### To be done
Quote the entries that follow exactly, leaving none out.
◆ ◆ ◆ ◆ ◆
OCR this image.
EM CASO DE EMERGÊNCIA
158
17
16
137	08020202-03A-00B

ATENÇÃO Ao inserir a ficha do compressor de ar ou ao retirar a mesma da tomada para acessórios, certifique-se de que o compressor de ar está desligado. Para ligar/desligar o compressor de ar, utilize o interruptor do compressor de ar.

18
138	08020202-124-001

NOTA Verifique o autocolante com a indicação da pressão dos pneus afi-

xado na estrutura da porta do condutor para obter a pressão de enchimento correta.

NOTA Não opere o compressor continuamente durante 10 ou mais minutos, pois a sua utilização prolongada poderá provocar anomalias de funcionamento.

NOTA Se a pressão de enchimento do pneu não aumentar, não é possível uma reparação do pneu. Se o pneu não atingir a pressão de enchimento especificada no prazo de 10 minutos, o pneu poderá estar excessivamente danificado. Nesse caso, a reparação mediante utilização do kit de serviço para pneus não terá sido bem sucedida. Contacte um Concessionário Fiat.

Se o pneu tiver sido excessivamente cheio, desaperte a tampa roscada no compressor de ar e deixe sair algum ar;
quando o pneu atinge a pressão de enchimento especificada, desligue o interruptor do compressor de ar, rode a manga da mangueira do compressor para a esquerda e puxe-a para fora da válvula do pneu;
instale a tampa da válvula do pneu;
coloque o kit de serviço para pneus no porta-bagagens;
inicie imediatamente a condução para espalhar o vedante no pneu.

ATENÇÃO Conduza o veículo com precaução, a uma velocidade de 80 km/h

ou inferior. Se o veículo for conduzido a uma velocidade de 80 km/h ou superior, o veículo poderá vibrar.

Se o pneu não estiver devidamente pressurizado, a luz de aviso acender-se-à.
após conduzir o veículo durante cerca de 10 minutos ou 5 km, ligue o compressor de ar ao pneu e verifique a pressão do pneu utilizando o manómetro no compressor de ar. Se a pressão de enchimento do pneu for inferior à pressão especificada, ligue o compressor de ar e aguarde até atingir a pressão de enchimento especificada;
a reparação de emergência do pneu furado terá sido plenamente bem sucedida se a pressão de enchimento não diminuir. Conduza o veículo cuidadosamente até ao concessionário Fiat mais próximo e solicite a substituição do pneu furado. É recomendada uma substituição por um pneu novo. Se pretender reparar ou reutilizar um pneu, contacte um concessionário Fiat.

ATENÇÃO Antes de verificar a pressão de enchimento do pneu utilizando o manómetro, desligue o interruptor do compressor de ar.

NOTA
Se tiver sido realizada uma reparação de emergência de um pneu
◆ ◆ ◆ ◆ ◆
### Exercise answer
OCR this image.
EM CASO DE EMERGÊNCIA
158
17
16
137	08020202-03A-00B

ATENÇÃO Ao inserir a ficha do compressor de ar ou ao retirar a mesma da tomada para acessórios, certifique-se de que o compressor de ar está desligado. Para ligar/desligar o compressor de ar, utilize o interruptor do compressor de ar.

18
138	08020202-124-001

NOTA Verifique o autocolante com a indicação da pressão dos pneus afi-

xado na estrutura da porta do condutor para obter a pressão de enchimento correta.

NOTA Não opere o compressor continuamente durante 10 ou mais minutos, pois a sua utilização prolongada poderá provocar anomalias de funcionamento.

NOTA Se a pressão de enchimento do pneu não aumentar, não é possível uma reparação do pneu. Se o pneu não atingir a pressão de enchimento especificada no prazo de 10 minutos, o pneu poderá estar excessivamente danificado. Nesse caso, a reparação mediante utilização do kit de serviço para pneus não terá sido bem sucedida. Contacte um Concessionário Fiat.

Se o pneu tiver sido excessivamente cheio, desaperte a tampa roscada no compressor de ar e deixe sair algum ar;
quando o pneu atinge a pressão de enchimento especificada, desligue o interruptor do compressor de ar, rode a manga da mangueira do compressor para a esquerda e puxe-a para fora da válvula do pneu;
instale a tampa da válvula do pneu;
coloque o kit de serviço para pneus no porta-bagagens;
inicie imediatamente a condução para espalhar o vedante no pneu.

ATENÇÃO Conduza o veículo com precaução, a uma velocidade de 80 km/h

ou inferior. Se o veículo for conduzido a uma velocidade de 80 km/h ou superior, o veículo poderá vibrar.

Se o pneu não estiver devidamente pressurizado, a luz de aviso acender-se-à.
após conduzir o veículo durante cerca de 10 minutos ou 5 km, ligue o compressor de ar ao pneu e verifique a pressão do pneu utilizando o manómetro no compressor de ar. Se a pressão de enchimento do pneu for inferior à pressão especificada, ligue o compressor de ar e aguarde até atingir a pressão de enchimento especificada;
a reparação de emergência do pneu furado terá sido plenamente bem sucedida se a pressão de enchimento não diminuir. Conduza o veículo cuidadosamente até ao concessionário Fiat mais próximo e solicite a substituição do pneu furado. É recomendada uma substituição por um pneu novo. Se pretender reparar ou reutilizar um pneu, contacte um concessionário Fiat.

ATENÇÃO Antes de verificar a pressão de enchimento do pneu utilizando o manómetro, desligue o interruptor do compressor de ar.

NOTA
Se tiver sido realizada uma reparação de emergência de um pneu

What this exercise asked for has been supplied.